_Task description_. From the records below, extract all the text exactly and leave the images behind.

• • • •

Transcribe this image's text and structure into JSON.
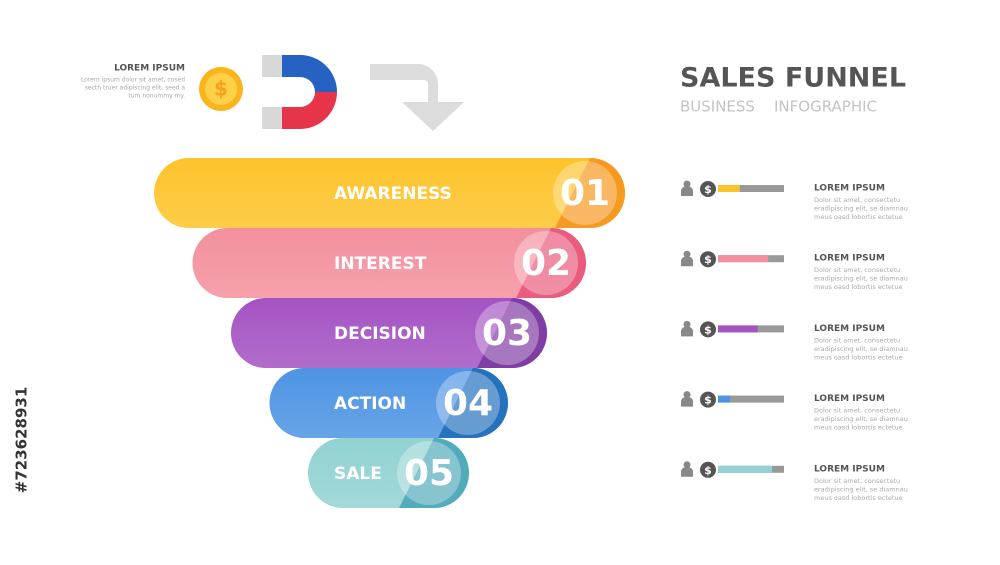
{
  "header": {
    "title": "SALES FUNNEL",
    "subtitle": [
      "BUSINESS",
      "INFOGRAPHIC"
    ]
  },
  "intro": {
    "heading": "LOREM IPSUM",
    "lines": [
      "Lorem ipsum dolor sit amet, cosed",
      "secth truer adipiscing elit. seed a",
      "tum nonummy my."
    ]
  },
  "watermark": "#723628931",
  "stages": [
    {
      "label": "AWARENESS",
      "number": "01",
      "color": "#fdc32a",
      "accent": "#f7941d",
      "progress": 33
    },
    {
      "label": "INTEREST",
      "number": "02",
      "color": "#f4909e",
      "accent": "#e9557a",
      "progress": 76
    },
    {
      "label": "DECISION",
      "number": "03",
      "color": "#a453c2",
      "accent": "#7b3aa0",
      "progress": 60
    },
    {
      "label": "ACTION",
      "number": "04",
      "color": "#4d94e3",
      "accent": "#1f6db8",
      "progress": 18
    },
    {
      "label": "SALE",
      "number": "05",
      "color": "#92d2d2",
      "accent": "#4aa6b8",
      "progress": 82
    }
  ],
  "details": [
    {
      "heading": "LOREM IPSUM",
      "lines": [
        "Dolor sit amet, consectetu",
        "eradipiscing elit, se diamnau",
        "meus oasd lobortis ectetue"
      ]
    },
    {
      "heading": "LOREM IPSUM",
      "lines": [
        "Dolor sit amet, consectetu",
        "eradipiscing elit, se diamnau",
        "meus oasd lobortis ectetue"
      ]
    },
    {
      "heading": "LOREM IPSUM",
      "lines": [
        "Dolor sit amet, consectetu",
        "eradipiscing elit, se diamnau",
        "meus oasd lobortis ectetue"
      ]
    },
    {
      "heading": "LOREM IPSUM",
      "lines": [
        "Dolor sit amet, consectetu",
        "eradipiscing elit, se diamnau",
        "meus oasd lobortis ectetue"
      ]
    },
    {
      "heading": "LOREM IPSUM",
      "lines": [
        "Dolor sit amet, consectetu",
        "eradipiscing elit, se diamnau",
        "meus oasd lobortis ectetue"
      ]
    }
  ]
}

• • • •

_Correct output_.
Transcribe this image's text and structure into JSON.
{
  "header": {
    "title": "SALES FUNNEL",
    "subtitle": [
      "BUSINESS",
      "INFOGRAPHIC"
    ]
  },
  "intro": {
    "heading": "LOREM IPSUM",
    "lines": [
      "Lorem ipsum dolor sit amet, cosed",
      "secth truer adipiscing elit. seed a",
      "tum nonummy my."
    ]
  },
  "watermark": "#723628931",
  "stages": [
    {
      "label": "AWARENESS",
      "number": "01",
      "color": "#fdc32a",
      "accent": "#f7941d",
      "progress": 33
    },
    {
      "label": "INTEREST",
      "number": "02",
      "color": "#f4909e",
      "accent": "#e9557a",
      "progress": 76
    },
    {
      "label": "DECISION",
      "number": "03",
      "color": "#a453c2",
      "accent": "#7b3aa0",
      "progress": 60
    },
    {
      "label": "ACTION",
      "number": "04",
      "color": "#4d94e3",
      "accent": "#1f6db8",
      "progress": 18
    },
    {
      "label": "SALE",
      "number": "05",
      "color": "#92d2d2",
      "accent": "#4aa6b8",
      "progress": 82
    }
  ],
  "details": [
    {
      "heading": "LOREM IPSUM",
      "lines": [
        "Dolor sit amet, consectetu",
        "eradipiscing elit, se diamnau",
        "meus oasd lobortis ectetue"
      ]
    },
    {
      "heading": "LOREM IPSUM",
      "lines": [
        "Dolor sit amet, consectetu",
        "eradipiscing elit, se diamnau",
        "meus oasd lobortis ectetue"
      ]
    },
    {
      "heading": "LOREM IPSUM",
      "lines": [
        "Dolor sit amet, consectetu",
        "eradipiscing elit, se diamnau",
        "meus oasd lobortis ectetue"
      ]
    },
    {
      "heading": "LOREM IPSUM",
      "lines": [
        "Dolor sit amet, consectetu",
        "eradipiscing elit, se diamnau",
        "meus oasd lobortis ectetue"
      ]
    },
    {
      "heading": "LOREM IPSUM",
      "lines": [
        "Dolor sit amet, consectetu",
        "eradipiscing elit, se diamnau",
        "meus oasd lobortis ectetue"
      ]
    }
  ]
}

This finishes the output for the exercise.